++++ Data supplied

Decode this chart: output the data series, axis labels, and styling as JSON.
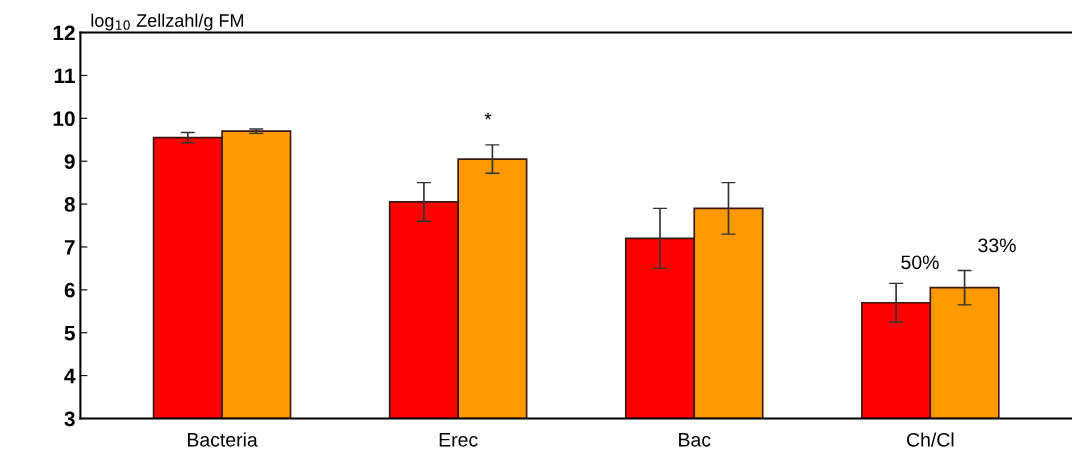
{
  "chart_data": {
    "type": "bar",
    "ylabel": "log$_{10}$ Zellzahl/g FM",
    "categories": [
      "Bacteria",
      "Erec",
      "Bac",
      "Ch/Cl"
    ],
    "series": [
      {
        "color": "#ff0000",
        "values": [
          9.55,
          8.05,
          7.2,
          5.7
        ],
        "errors": [
          0.12,
          0.45,
          0.7,
          0.45
        ]
      },
      {
        "color": "#ff9900",
        "values": [
          9.7,
          9.05,
          7.9,
          6.05
        ],
        "errors": [
          0.05,
          0.33,
          0.6,
          0.4
        ]
      }
    ],
    "ylim": [
      3,
      12
    ],
    "yticks": [
      3,
      4,
      5,
      6,
      7,
      8,
      9,
      10,
      11,
      12
    ],
    "grid": false,
    "legend": false,
    "annotations": [
      "*",
      "50%",
      "33%"
    ]
  }
}
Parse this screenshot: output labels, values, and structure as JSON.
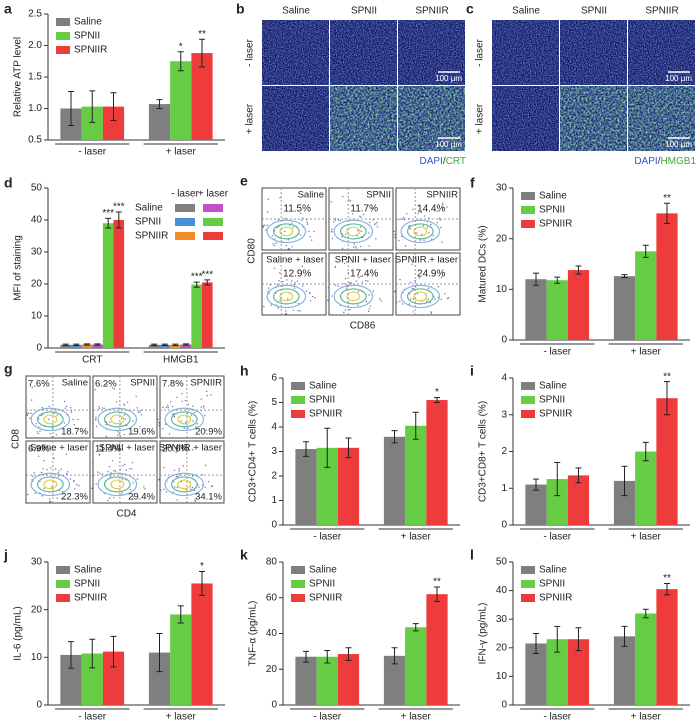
{
  "chart_data": [
    {
      "type": "bar",
      "label": "a",
      "ylabel": "Relative ATP level",
      "categories": [
        "- laser",
        "+ laser"
      ],
      "ylim": [
        0.5,
        2.5
      ],
      "yticks": [
        0.5,
        {
          "value": 1,
          "label": "1.0"
        },
        1.5,
        {
          "value": 2,
          "label": "2.0"
        },
        2.5
      ],
      "series": [
        {
          "name": "Saline",
          "color": "#7f7f7f",
          "values": [
            1.0,
            1.07
          ],
          "errors": [
            0.27,
            0.07
          ],
          "stars": [
            null,
            null
          ]
        },
        {
          "name": "SPNII",
          "color": "#66cc44",
          "values": [
            1.03,
            1.75
          ],
          "errors": [
            0.25,
            0.15
          ],
          "stars": [
            null,
            "*"
          ]
        },
        {
          "name": "SPNIIR",
          "color": "#ee3b3b",
          "values": [
            1.03,
            1.88
          ],
          "errors": [
            0.22,
            0.22
          ],
          "stars": [
            null,
            "**"
          ]
        }
      ]
    },
    {
      "type": "image",
      "label": "b",
      "columns": [
        "Saline",
        "SPNII",
        "SPNIIR"
      ],
      "rows": [
        "- laser",
        "+ laser"
      ],
      "scale": "100 μm",
      "stain": [
        {
          "text": "DAPI",
          "color": "#2f55d4"
        },
        {
          "text": "/",
          "color": "#333333"
        },
        {
          "text": "CRT",
          "color": "#3aa83a"
        }
      ]
    },
    {
      "type": "image",
      "label": "c",
      "columns": [
        "Saline",
        "SPNII",
        "SPNIIR"
      ],
      "rows": [
        "- laser",
        "+ laser"
      ],
      "scale": "100 μm",
      "stain": [
        {
          "text": "DAPI",
          "color": "#2f55d4"
        },
        {
          "text": "/",
          "color": "#333333"
        },
        {
          "text": "HMGB1",
          "color": "#3aa83a"
        }
      ]
    },
    {
      "type": "bar",
      "label": "d",
      "ylabel": "MFI of staining",
      "categories": [
        "CRT",
        "HMGB1"
      ],
      "ylim": [
        0,
        50
      ],
      "yticks": [
        0,
        10,
        20,
        30,
        40,
        50
      ],
      "legend_columns": [
        "- laser",
        "+ laser"
      ],
      "legend_rows": [
        "Saline",
        "SPNII",
        "SPNIIR"
      ],
      "series": [
        {
          "color": "#7f7f7f",
          "values": [
            1.0,
            1.0
          ],
          "errors": [
            0.2,
            0.2
          ],
          "stars": [
            null,
            null
          ]
        },
        {
          "color": "#4a90d9",
          "values": [
            1.0,
            1.0
          ],
          "errors": [
            0.2,
            0.2
          ],
          "stars": [
            null,
            null
          ]
        },
        {
          "color": "#f28c28",
          "values": [
            1.1,
            1.0
          ],
          "errors": [
            0.2,
            0.2
          ],
          "stars": [
            null,
            null
          ]
        },
        {
          "color": "#c04fc8",
          "values": [
            1.1,
            1.1
          ],
          "errors": [
            0.2,
            0.2
          ],
          "stars": [
            null,
            null
          ]
        },
        {
          "color": "#66cc44",
          "values": [
            39,
            19.8
          ],
          "errors": [
            1.5,
            0.8
          ],
          "stars": [
            "***",
            "***"
          ]
        },
        {
          "color": "#ee3b3b",
          "values": [
            40,
            20.5
          ],
          "errors": [
            2.5,
            0.8
          ],
          "stars": [
            "***",
            "***"
          ]
        }
      ]
    },
    {
      "type": "flow",
      "label": "e",
      "xlabel": "CD86",
      "ylabel": "CD80",
      "panels": [
        {
          "title": "Saline",
          "labels": [
            "11.5%"
          ]
        },
        {
          "title": "SPNII",
          "labels": [
            "11.7%"
          ]
        },
        {
          "title": "SPNIIR",
          "labels": [
            "14.4%"
          ]
        },
        {
          "title": "Saline + laser",
          "labels": [
            "12.9%"
          ]
        },
        {
          "title": "SPNII + laser",
          "labels": [
            "17.4%"
          ]
        },
        {
          "title": "SPNIIR + laser",
          "labels": [
            "24.9%"
          ]
        }
      ]
    },
    {
      "type": "bar",
      "label": "f",
      "ylabel": "Matured DCs (%)",
      "categories": [
        "- laser",
        "+ laser"
      ],
      "ylim": [
        0,
        30
      ],
      "yticks": [
        0,
        10,
        20,
        30
      ],
      "series": [
        {
          "name": "Saline",
          "color": "#7f7f7f",
          "values": [
            12,
            12.6
          ],
          "errors": [
            1.2,
            0.3
          ],
          "stars": [
            null,
            null
          ]
        },
        {
          "name": "SPNII",
          "color": "#66cc44",
          "values": [
            11.8,
            17.5
          ],
          "errors": [
            0.6,
            1.2
          ],
          "stars": [
            null,
            null
          ]
        },
        {
          "name": "SPNIIR",
          "color": "#ee3b3b",
          "values": [
            13.8,
            25
          ],
          "errors": [
            0.8,
            2
          ],
          "stars": [
            null,
            "**"
          ]
        }
      ]
    },
    {
      "type": "flow",
      "label": "g",
      "xlabel": "CD4",
      "ylabel": "CD8",
      "panels": [
        {
          "title": "Saline",
          "labels": [
            "7.6%",
            "18.7%"
          ]
        },
        {
          "title": "SPNII",
          "labels": [
            "6.2%",
            "19.6%"
          ]
        },
        {
          "title": "SPNIIR",
          "labels": [
            "7.8%",
            "20.9%"
          ]
        },
        {
          "title": "Saline + laser",
          "labels": [
            "6.9%",
            "22.3%"
          ]
        },
        {
          "title": "SPNII + laser",
          "labels": [
            "11.4%",
            "29.4%"
          ]
        },
        {
          "title": "SPNIIR + laser",
          "labels": [
            "20.6%",
            "34.1%"
          ]
        }
      ]
    },
    {
      "type": "bar",
      "label": "h",
      "ylabel": "CD3+CD4+ T cells (%)",
      "categories": [
        "- laser",
        "+ laser"
      ],
      "ylim": [
        0,
        6
      ],
      "yticks": [
        0,
        1,
        2,
        3,
        4,
        5,
        6
      ],
      "series": [
        {
          "name": "Saline",
          "color": "#7f7f7f",
          "values": [
            3.1,
            3.6
          ],
          "errors": [
            0.3,
            0.25
          ],
          "stars": [
            null,
            null
          ]
        },
        {
          "name": "SPNII",
          "color": "#66cc44",
          "values": [
            3.15,
            4.05
          ],
          "errors": [
            0.8,
            0.55
          ],
          "stars": [
            null,
            null
          ]
        },
        {
          "name": "SPNIIR",
          "color": "#ee3b3b",
          "values": [
            3.15,
            5.1
          ],
          "errors": [
            0.4,
            0.1
          ],
          "stars": [
            null,
            "*"
          ]
        }
      ]
    },
    {
      "type": "bar",
      "label": "i",
      "ylabel": "CD3+CD8+ T cells (%)",
      "categories": [
        "- laser",
        "+ laser"
      ],
      "ylim": [
        0,
        4
      ],
      "yticks": [
        0,
        1,
        2,
        3,
        4
      ],
      "series": [
        {
          "name": "Saline",
          "color": "#7f7f7f",
          "values": [
            1.1,
            1.2
          ],
          "errors": [
            0.15,
            0.4
          ],
          "stars": [
            null,
            null
          ]
        },
        {
          "name": "SPNII",
          "color": "#66cc44",
          "values": [
            1.25,
            2.0
          ],
          "errors": [
            0.45,
            0.25
          ],
          "stars": [
            null,
            null
          ]
        },
        {
          "name": "SPNIIR",
          "color": "#ee3b3b",
          "values": [
            1.35,
            3.45
          ],
          "errors": [
            0.2,
            0.45
          ],
          "stars": [
            null,
            "**"
          ]
        }
      ]
    },
    {
      "type": "bar",
      "label": "j",
      "ylabel": "IL-6 (pg/mL)",
      "categories": [
        "- laser",
        "+ laser"
      ],
      "ylim": [
        0,
        30
      ],
      "yticks": [
        0,
        10,
        20,
        30
      ],
      "series": [
        {
          "name": "Saline",
          "color": "#7f7f7f",
          "values": [
            10.5,
            11
          ],
          "errors": [
            2.8,
            4
          ],
          "stars": [
            null,
            null
          ]
        },
        {
          "name": "SPNII",
          "color": "#66cc44",
          "values": [
            10.8,
            19
          ],
          "errors": [
            3,
            1.8
          ],
          "stars": [
            null,
            null
          ]
        },
        {
          "name": "SPNIIR",
          "color": "#ee3b3b",
          "values": [
            11.2,
            25.5
          ],
          "errors": [
            3.2,
            2.5
          ],
          "stars": [
            null,
            "*"
          ]
        }
      ]
    },
    {
      "type": "bar",
      "label": "k",
      "ylabel": "TNF-α (pg/mL)",
      "categories": [
        "- laser",
        "+ laser"
      ],
      "ylim": [
        0,
        80
      ],
      "yticks": [
        0,
        20,
        40,
        60,
        80
      ],
      "series": [
        {
          "name": "Saline",
          "color": "#7f7f7f",
          "values": [
            27,
            27.5
          ],
          "errors": [
            3,
            4.5
          ],
          "stars": [
            null,
            null
          ]
        },
        {
          "name": "SPNII",
          "color": "#66cc44",
          "values": [
            27,
            43.5
          ],
          "errors": [
            3.5,
            2
          ],
          "stars": [
            null,
            null
          ]
        },
        {
          "name": "SPNIIR",
          "color": "#ee3b3b",
          "values": [
            28.5,
            62
          ],
          "errors": [
            3.5,
            4
          ],
          "stars": [
            null,
            "**"
          ]
        }
      ]
    },
    {
      "type": "bar",
      "label": "l",
      "ylabel": "IFN-γ (pg/mL)",
      "categories": [
        "- laser",
        "+ laser"
      ],
      "ylim": [
        0,
        50
      ],
      "yticks": [
        0,
        10,
        20,
        30,
        40,
        50
      ],
      "series": [
        {
          "name": "Saline",
          "color": "#7f7f7f",
          "values": [
            21.5,
            24
          ],
          "errors": [
            3.5,
            3.5
          ],
          "stars": [
            null,
            null
          ]
        },
        {
          "name": "SPNII",
          "color": "#66cc44",
          "values": [
            23,
            32
          ],
          "errors": [
            4.5,
            1.5
          ],
          "stars": [
            null,
            null
          ]
        },
        {
          "name": "SPNIIR",
          "color": "#ee3b3b",
          "values": [
            23,
            40.5
          ],
          "errors": [
            4,
            2
          ],
          "stars": [
            null,
            "**"
          ]
        }
      ]
    }
  ]
}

++++++++

## Brief:
The response must contain each line above that holds the string "output".

## Problem solution:
Decode this chart: output the data series, axis labels, and styling as JSON.
Parse this screenshot: output labels, values, and structure as JSON.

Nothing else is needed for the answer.